### REQUEST
Pick out every line of the entries below where "right" occurs, and copy those lines.

* Start ROWS *

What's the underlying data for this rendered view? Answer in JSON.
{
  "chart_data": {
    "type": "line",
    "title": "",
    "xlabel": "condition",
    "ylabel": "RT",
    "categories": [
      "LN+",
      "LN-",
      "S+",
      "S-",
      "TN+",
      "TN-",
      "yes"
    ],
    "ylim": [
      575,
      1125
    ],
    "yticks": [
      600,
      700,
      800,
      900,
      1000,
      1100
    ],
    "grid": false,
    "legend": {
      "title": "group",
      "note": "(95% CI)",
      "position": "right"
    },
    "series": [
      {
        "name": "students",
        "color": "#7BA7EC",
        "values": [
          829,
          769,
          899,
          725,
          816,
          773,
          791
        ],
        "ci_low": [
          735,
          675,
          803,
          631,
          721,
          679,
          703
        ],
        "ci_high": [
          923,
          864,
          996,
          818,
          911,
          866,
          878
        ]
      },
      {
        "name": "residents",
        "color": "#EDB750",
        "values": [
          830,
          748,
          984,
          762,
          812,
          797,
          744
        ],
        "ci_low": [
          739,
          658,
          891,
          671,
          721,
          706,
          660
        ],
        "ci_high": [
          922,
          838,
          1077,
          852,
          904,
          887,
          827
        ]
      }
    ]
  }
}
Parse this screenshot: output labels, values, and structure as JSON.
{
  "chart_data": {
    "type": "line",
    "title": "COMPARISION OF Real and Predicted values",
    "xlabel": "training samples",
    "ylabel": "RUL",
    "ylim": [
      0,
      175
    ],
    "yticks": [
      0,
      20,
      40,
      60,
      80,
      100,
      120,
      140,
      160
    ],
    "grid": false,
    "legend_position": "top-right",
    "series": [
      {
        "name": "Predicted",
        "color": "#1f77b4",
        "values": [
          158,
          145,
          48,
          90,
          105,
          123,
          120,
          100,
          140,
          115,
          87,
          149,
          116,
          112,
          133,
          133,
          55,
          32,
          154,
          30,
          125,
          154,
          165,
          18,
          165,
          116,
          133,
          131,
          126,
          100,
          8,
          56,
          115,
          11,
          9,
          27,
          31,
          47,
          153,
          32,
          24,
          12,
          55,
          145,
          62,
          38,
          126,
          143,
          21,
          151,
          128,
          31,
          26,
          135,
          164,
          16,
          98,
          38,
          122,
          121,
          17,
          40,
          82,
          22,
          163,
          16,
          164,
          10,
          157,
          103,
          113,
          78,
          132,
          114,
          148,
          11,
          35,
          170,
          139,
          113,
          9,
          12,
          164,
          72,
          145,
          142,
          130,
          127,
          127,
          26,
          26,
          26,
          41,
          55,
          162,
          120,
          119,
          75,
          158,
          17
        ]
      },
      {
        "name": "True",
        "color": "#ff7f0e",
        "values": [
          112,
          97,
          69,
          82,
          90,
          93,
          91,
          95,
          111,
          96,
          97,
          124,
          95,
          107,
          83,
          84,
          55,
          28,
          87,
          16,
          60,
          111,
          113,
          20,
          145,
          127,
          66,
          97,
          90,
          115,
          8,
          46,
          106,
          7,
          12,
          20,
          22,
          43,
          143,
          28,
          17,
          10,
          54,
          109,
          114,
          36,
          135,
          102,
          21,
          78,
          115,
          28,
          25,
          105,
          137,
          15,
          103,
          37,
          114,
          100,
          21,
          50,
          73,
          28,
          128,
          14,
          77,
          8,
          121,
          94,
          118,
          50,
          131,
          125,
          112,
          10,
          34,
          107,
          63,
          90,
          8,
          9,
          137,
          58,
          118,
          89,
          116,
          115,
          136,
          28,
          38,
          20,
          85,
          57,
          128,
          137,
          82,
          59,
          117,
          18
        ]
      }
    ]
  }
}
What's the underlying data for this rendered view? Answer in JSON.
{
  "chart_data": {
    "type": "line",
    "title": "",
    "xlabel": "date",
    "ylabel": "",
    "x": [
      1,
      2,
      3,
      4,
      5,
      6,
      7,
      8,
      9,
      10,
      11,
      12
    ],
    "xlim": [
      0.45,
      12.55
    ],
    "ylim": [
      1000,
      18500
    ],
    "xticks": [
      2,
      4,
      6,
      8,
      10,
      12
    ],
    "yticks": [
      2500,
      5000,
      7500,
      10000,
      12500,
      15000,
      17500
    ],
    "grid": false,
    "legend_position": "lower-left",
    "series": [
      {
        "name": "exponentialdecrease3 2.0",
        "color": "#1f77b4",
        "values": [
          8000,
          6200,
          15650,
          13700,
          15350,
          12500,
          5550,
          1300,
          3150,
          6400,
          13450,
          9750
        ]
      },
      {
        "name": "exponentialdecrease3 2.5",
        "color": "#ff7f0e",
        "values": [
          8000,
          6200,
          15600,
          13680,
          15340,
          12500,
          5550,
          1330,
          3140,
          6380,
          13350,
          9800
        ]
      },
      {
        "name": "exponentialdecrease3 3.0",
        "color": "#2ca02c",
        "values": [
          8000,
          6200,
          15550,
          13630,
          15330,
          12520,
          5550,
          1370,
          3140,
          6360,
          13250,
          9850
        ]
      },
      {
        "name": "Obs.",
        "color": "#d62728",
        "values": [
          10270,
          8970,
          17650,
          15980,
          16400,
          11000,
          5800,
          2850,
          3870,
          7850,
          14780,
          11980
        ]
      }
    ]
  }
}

* End ROWS *

### REPLY TO THE EXERCISE
      "position": "right"
    "legend_position": "top-right",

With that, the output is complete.